-- BEGIN --

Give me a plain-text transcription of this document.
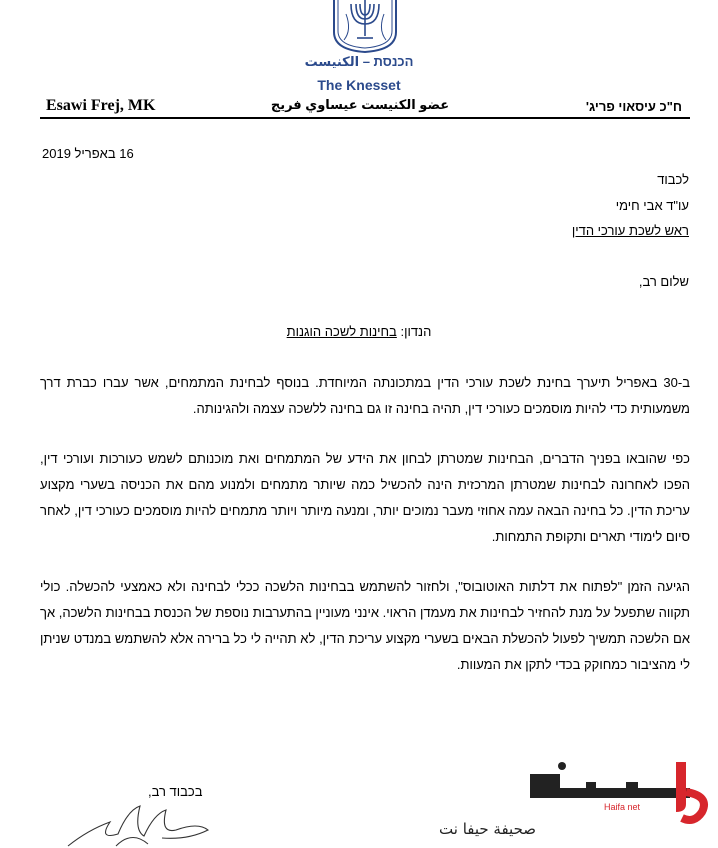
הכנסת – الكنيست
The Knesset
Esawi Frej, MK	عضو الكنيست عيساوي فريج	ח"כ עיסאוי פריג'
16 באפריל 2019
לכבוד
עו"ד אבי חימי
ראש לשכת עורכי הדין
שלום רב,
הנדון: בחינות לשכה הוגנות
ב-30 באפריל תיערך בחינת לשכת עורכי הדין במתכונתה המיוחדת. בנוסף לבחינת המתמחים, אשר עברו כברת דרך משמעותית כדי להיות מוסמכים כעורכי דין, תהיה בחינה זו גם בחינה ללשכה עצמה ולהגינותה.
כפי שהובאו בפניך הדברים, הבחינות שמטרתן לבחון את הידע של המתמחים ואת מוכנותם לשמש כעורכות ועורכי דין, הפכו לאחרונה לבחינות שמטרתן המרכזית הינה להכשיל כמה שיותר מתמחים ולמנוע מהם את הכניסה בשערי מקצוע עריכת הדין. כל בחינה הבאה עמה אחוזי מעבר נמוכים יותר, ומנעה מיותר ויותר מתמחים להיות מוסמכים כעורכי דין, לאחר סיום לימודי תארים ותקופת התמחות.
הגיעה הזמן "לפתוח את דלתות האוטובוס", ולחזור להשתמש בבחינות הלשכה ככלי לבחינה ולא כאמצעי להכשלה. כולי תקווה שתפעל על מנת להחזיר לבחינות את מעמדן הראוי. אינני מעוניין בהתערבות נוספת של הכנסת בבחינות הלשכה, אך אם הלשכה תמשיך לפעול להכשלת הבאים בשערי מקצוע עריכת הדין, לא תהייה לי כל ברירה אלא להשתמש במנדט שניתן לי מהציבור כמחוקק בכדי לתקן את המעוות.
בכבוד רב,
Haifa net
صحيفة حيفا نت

-- END --
-- BEGIN --

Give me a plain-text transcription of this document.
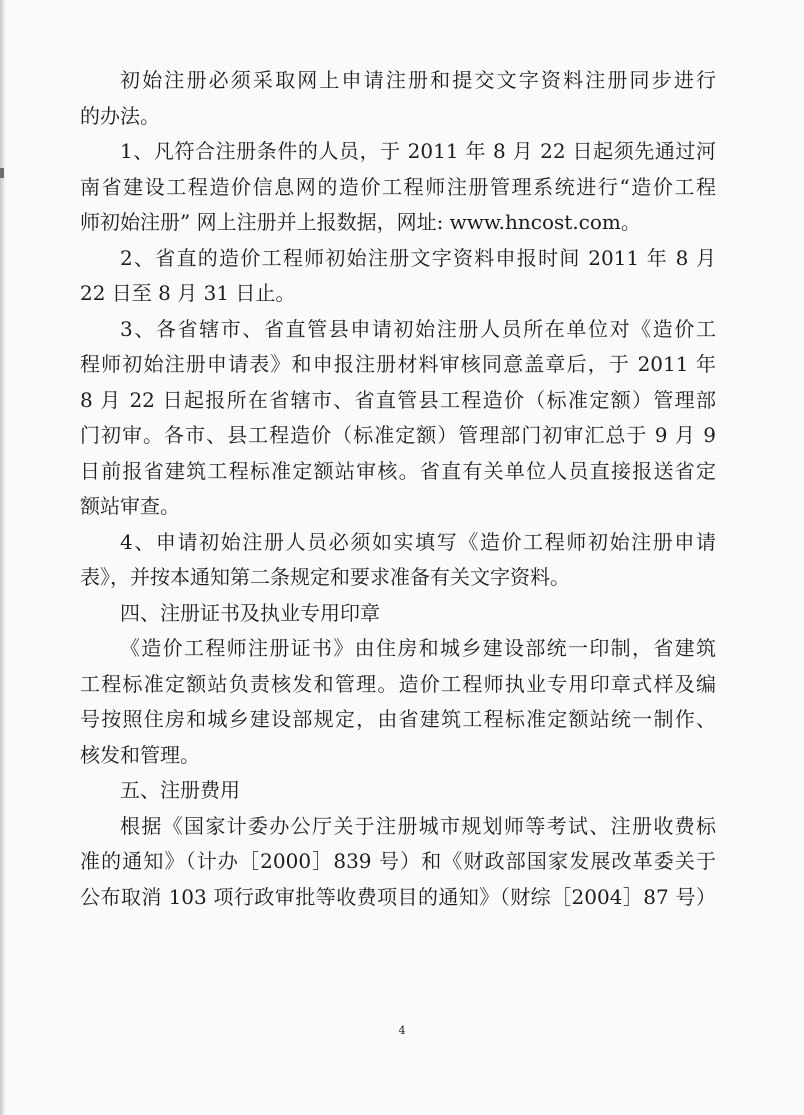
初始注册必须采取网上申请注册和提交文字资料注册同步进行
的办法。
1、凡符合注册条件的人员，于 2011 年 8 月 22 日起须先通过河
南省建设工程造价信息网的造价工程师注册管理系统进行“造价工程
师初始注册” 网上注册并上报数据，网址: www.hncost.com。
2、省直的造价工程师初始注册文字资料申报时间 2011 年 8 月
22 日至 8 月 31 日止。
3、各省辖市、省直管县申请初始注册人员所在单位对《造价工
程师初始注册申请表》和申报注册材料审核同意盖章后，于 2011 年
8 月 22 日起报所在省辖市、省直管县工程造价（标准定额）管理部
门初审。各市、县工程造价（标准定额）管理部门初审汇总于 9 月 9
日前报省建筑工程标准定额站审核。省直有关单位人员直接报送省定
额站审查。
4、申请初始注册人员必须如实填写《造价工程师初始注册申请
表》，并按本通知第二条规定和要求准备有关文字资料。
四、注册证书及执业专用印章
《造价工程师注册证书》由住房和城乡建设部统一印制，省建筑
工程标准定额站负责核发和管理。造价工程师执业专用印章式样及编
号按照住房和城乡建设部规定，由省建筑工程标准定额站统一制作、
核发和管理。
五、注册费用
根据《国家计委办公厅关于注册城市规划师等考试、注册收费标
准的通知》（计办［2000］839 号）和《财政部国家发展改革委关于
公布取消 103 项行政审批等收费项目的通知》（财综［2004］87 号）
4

-- END --

**Written exercise**
Pick out all the lines with the word "כעורכי" in them and copy them.

**Correct result**
ב-30 באפריל תיערך בחינת לשכת עורכי הדין במתכונתה המיוחדת. בנוסף לבחינת המתמחים, אשר עברו כברת דרך משמעותית כדי להיות מוסמכים כעורכי דין, תהיה בחינה זו גם בחינה ללשכה עצמה ולהגינותה.
כפי שהובאו בפניך הדברים, הבחינות שמטרתן לבחון את הידע של המתמחים ואת מוכנותם לשמש כעורכות ועורכי דין, הפכו לאחרונה לבחינות שמטרתן המרכזית הינה להכשיל כמה שיותר מתמחים ולמנוע מהם את הכניסה בשערי מקצוע עריכת הדין. כל בחינה הבאה עמה אחוזי מעבר נמוכים יותר, ומנעה מיותר ויותר מתמחים להיות מוסמכים כעורכי דין, לאחר סיום לימודי תארים ותקופת התמחות.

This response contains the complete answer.